> _Task directions_: The data must be written out once more, precisely as given.

::::::::::

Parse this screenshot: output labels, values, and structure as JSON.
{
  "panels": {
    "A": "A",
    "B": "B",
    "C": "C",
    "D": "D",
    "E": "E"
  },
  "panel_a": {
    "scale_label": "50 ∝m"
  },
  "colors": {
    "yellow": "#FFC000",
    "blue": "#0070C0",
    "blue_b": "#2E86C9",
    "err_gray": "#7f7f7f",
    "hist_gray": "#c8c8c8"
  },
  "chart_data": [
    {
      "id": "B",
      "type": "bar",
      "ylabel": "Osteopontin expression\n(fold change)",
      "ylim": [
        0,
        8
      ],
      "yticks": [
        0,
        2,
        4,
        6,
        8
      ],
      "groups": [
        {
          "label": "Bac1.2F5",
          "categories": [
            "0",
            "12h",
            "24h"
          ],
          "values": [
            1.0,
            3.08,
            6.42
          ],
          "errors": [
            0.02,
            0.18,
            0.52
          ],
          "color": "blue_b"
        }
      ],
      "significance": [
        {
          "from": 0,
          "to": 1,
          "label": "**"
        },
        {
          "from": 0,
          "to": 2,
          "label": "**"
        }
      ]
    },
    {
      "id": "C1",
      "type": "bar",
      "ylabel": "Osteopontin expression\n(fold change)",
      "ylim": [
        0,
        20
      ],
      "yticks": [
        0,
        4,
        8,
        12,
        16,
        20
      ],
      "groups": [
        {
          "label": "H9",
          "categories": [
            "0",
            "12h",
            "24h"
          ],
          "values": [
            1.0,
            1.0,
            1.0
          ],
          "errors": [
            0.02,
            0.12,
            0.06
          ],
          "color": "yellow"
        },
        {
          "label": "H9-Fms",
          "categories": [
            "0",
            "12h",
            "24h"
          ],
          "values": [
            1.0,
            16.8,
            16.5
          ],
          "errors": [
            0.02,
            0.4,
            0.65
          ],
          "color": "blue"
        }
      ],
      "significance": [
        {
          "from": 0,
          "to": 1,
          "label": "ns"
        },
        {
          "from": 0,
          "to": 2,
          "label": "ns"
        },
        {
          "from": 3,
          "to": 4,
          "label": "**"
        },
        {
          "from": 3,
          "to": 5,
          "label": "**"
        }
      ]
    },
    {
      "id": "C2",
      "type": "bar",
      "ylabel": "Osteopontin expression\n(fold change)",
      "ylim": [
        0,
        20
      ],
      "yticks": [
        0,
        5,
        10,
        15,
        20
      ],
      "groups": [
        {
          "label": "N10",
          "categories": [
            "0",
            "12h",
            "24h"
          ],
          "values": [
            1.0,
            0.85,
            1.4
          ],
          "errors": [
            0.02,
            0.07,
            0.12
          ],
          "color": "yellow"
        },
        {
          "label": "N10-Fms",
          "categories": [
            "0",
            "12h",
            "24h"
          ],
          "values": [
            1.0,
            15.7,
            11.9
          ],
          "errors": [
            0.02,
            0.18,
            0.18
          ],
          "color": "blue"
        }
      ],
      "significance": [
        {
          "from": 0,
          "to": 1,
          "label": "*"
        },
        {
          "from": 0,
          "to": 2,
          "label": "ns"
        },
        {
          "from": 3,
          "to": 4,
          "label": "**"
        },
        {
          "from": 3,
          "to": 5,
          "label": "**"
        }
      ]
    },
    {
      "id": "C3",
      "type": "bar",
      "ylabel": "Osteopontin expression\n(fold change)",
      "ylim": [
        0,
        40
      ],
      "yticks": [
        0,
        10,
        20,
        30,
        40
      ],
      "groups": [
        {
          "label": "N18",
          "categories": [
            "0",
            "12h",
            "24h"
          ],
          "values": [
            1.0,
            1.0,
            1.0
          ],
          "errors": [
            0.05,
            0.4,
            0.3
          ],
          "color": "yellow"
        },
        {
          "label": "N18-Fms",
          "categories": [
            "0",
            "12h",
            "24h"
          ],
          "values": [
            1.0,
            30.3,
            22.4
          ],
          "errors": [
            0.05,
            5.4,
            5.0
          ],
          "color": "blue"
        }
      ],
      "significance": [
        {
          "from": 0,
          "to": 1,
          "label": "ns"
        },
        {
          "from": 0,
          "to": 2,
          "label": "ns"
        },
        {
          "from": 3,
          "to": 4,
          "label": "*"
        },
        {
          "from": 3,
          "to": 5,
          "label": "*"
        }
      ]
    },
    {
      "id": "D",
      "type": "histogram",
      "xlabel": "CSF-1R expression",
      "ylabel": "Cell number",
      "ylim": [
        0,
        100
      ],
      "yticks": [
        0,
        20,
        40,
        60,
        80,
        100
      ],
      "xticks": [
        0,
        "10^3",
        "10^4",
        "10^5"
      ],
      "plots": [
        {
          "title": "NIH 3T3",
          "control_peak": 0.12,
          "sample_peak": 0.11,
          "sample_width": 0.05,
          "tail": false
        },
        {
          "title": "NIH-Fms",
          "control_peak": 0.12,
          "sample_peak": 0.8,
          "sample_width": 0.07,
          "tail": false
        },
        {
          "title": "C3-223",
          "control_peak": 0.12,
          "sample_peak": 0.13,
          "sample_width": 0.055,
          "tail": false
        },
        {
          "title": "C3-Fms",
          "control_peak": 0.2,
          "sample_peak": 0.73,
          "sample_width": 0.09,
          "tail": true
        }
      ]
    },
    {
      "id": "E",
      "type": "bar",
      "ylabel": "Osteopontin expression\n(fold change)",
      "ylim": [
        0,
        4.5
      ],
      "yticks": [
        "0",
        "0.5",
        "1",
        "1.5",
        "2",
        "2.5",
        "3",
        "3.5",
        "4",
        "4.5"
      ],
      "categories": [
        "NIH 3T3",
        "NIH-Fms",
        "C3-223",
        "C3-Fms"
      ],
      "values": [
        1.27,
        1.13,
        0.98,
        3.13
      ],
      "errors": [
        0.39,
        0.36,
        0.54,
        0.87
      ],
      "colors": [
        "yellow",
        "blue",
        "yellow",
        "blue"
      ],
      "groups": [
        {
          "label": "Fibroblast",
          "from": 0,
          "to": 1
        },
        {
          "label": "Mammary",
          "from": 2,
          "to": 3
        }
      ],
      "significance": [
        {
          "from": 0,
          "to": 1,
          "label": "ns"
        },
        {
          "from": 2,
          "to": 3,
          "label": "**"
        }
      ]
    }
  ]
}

::::::::::

> _Solution to the problem_:
Parse this screenshot: output labels, values, and structure as JSON.
{
  "panels": {
    "A": "A",
    "B": "B",
    "C": "C",
    "D": "D",
    "E": "E"
  },
  "panel_a": {
    "scale_label": "50 ∝m"
  },
  "colors": {
    "yellow": "#FFC000",
    "blue": "#0070C0",
    "blue_b": "#2E86C9",
    "err_gray": "#7f7f7f",
    "hist_gray": "#c8c8c8"
  },
  "chart_data": [
    {
      "id": "B",
      "type": "bar",
      "ylabel": "Osteopontin expression\n(fold change)",
      "ylim": [
        0,
        8
      ],
      "yticks": [
        0,
        2,
        4,
        6,
        8
      ],
      "groups": [
        {
          "label": "Bac1.2F5",
          "categories": [
            "0",
            "12h",
            "24h"
          ],
          "values": [
            1.0,
            3.08,
            6.42
          ],
          "errors": [
            0.02,
            0.18,
            0.52
          ],
          "color": "blue_b"
        }
      ],
      "significance": [
        {
          "from": 0,
          "to": 1,
          "label": "**"
        },
        {
          "from": 0,
          "to": 2,
          "label": "**"
        }
      ]
    },
    {
      "id": "C1",
      "type": "bar",
      "ylabel": "Osteopontin expression\n(fold change)",
      "ylim": [
        0,
        20
      ],
      "yticks": [
        0,
        4,
        8,
        12,
        16,
        20
      ],
      "groups": [
        {
          "label": "H9",
          "categories": [
            "0",
            "12h",
            "24h"
          ],
          "values": [
            1.0,
            1.0,
            1.0
          ],
          "errors": [
            0.02,
            0.12,
            0.06
          ],
          "color": "yellow"
        },
        {
          "label": "H9-Fms",
          "categories": [
            "0",
            "12h",
            "24h"
          ],
          "values": [
            1.0,
            16.8,
            16.5
          ],
          "errors": [
            0.02,
            0.4,
            0.65
          ],
          "color": "blue"
        }
      ],
      "significance": [
        {
          "from": 0,
          "to": 1,
          "label": "ns"
        },
        {
          "from": 0,
          "to": 2,
          "label": "ns"
        },
        {
          "from": 3,
          "to": 4,
          "label": "**"
        },
        {
          "from": 3,
          "to": 5,
          "label": "**"
        }
      ]
    },
    {
      "id": "C2",
      "type": "bar",
      "ylabel": "Osteopontin expression\n(fold change)",
      "ylim": [
        0,
        20
      ],
      "yticks": [
        0,
        5,
        10,
        15,
        20
      ],
      "groups": [
        {
          "label": "N10",
          "categories": [
            "0",
            "12h",
            "24h"
          ],
          "values": [
            1.0,
            0.85,
            1.4
          ],
          "errors": [
            0.02,
            0.07,
            0.12
          ],
          "color": "yellow"
        },
        {
          "label": "N10-Fms",
          "categories": [
            "0",
            "12h",
            "24h"
          ],
          "values": [
            1.0,
            15.7,
            11.9
          ],
          "errors": [
            0.02,
            0.18,
            0.18
          ],
          "color": "blue"
        }
      ],
      "significance": [
        {
          "from": 0,
          "to": 1,
          "label": "*"
        },
        {
          "from": 0,
          "to": 2,
          "label": "ns"
        },
        {
          "from": 3,
          "to": 4,
          "label": "**"
        },
        {
          "from": 3,
          "to": 5,
          "label": "**"
        }
      ]
    },
    {
      "id": "C3",
      "type": "bar",
      "ylabel": "Osteopontin expression\n(fold change)",
      "ylim": [
        0,
        40
      ],
      "yticks": [
        0,
        10,
        20,
        30,
        40
      ],
      "groups": [
        {
          "label": "N18",
          "categories": [
            "0",
            "12h",
            "24h"
          ],
          "values": [
            1.0,
            1.0,
            1.0
          ],
          "errors": [
            0.05,
            0.4,
            0.3
          ],
          "color": "yellow"
        },
        {
          "label": "N18-Fms",
          "categories": [
            "0",
            "12h",
            "24h"
          ],
          "values": [
            1.0,
            30.3,
            22.4
          ],
          "errors": [
            0.05,
            5.4,
            5.0
          ],
          "color": "blue"
        }
      ],
      "significance": [
        {
          "from": 0,
          "to": 1,
          "label": "ns"
        },
        {
          "from": 0,
          "to": 2,
          "label": "ns"
        },
        {
          "from": 3,
          "to": 4,
          "label": "*"
        },
        {
          "from": 3,
          "to": 5,
          "label": "*"
        }
      ]
    },
    {
      "id": "D",
      "type": "histogram",
      "xlabel": "CSF-1R expression",
      "ylabel": "Cell number",
      "ylim": [
        0,
        100
      ],
      "yticks": [
        0,
        20,
        40,
        60,
        80,
        100
      ],
      "xticks": [
        0,
        "10^3",
        "10^4",
        "10^5"
      ],
      "plots": [
        {
          "title": "NIH 3T3",
          "control_peak": 0.12,
          "sample_peak": 0.11,
          "sample_width": 0.05,
          "tail": false
        },
        {
          "title": "NIH-Fms",
          "control_peak": 0.12,
          "sample_peak": 0.8,
          "sample_width": 0.07,
          "tail": false
        },
        {
          "title": "C3-223",
          "control_peak": 0.12,
          "sample_peak": 0.13,
          "sample_width": 0.055,
          "tail": false
        },
        {
          "title": "C3-Fms",
          "control_peak": 0.2,
          "sample_peak": 0.73,
          "sample_width": 0.09,
          "tail": true
        }
      ]
    },
    {
      "id": "E",
      "type": "bar",
      "ylabel": "Osteopontin expression\n(fold change)",
      "ylim": [
        0,
        4.5
      ],
      "yticks": [
        "0",
        "0.5",
        "1",
        "1.5",
        "2",
        "2.5",
        "3",
        "3.5",
        "4",
        "4.5"
      ],
      "categories": [
        "NIH 3T3",
        "NIH-Fms",
        "C3-223",
        "C3-Fms"
      ],
      "values": [
        1.27,
        1.13,
        0.98,
        3.13
      ],
      "errors": [
        0.39,
        0.36,
        0.54,
        0.87
      ],
      "colors": [
        "yellow",
        "blue",
        "yellow",
        "blue"
      ],
      "groups": [
        {
          "label": "Fibroblast",
          "from": 0,
          "to": 1
        },
        {
          "label": "Mammary",
          "from": 2,
          "to": 3
        }
      ],
      "significance": [
        {
          "from": 0,
          "to": 1,
          "label": "ns"
        },
        {
          "from": 2,
          "to": 3,
          "label": "**"
        }
      ]
    }
  ]
}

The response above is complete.